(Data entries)

-*-

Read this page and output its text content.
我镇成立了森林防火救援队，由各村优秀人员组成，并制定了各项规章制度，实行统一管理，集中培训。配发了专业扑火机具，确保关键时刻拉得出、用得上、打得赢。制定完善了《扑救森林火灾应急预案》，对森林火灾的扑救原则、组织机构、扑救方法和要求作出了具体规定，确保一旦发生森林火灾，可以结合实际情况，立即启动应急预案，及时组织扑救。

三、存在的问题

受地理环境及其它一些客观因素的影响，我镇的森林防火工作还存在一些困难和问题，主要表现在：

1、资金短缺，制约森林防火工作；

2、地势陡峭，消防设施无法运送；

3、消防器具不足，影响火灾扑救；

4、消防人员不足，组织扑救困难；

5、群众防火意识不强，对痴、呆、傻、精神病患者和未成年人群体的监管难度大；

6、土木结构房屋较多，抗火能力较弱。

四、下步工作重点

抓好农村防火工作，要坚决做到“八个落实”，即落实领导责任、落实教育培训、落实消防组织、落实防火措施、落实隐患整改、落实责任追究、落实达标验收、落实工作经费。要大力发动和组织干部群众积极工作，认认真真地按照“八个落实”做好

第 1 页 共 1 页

-*-

From the records above, please extract every line and repeat it exactly.

Read this page and output its text content.
我镇成立了森林防火救援队，由各村优秀人员组成，并制定了各项规章制度，实行统一管理，集中培训。配发了专业扑火机具，确保关键时刻拉得出、用得上、打得赢。制定完善了《扑救森林火灾应急预案》，对森林火灾的扑救原则、组织机构、扑救方法和要求作出了具体规定，确保一旦发生森林火灾，可以结合实际情况，立即启动应急预案，及时组织扑救。

三、存在的问题

受地理环境及其它一些客观因素的影响，我镇的森林防火工作还存在一些困难和问题，主要表现在：

1、资金短缺，制约森林防火工作；

2、地势陡峭，消防设施无法运送；

3、消防器具不足，影响火灾扑救；

4、消防人员不足，组织扑救困难；

5、群众防火意识不强，对痴、呆、傻、精神病患者和未成年人群体的监管难度大；

6、土木结构房屋较多，抗火能力较弱。

四、下步工作重点

抓好农村防火工作，要坚决做到“八个落实”，即落实领导责任、落实教育培训、落实消防组织、落实防火措施、落实隐患整改、落实责任追究、落实达标验收、落实工作经费。要大力发动和组织干部群众积极工作，认认真真地按照“八个落实”做好

第 1 页 共 1 页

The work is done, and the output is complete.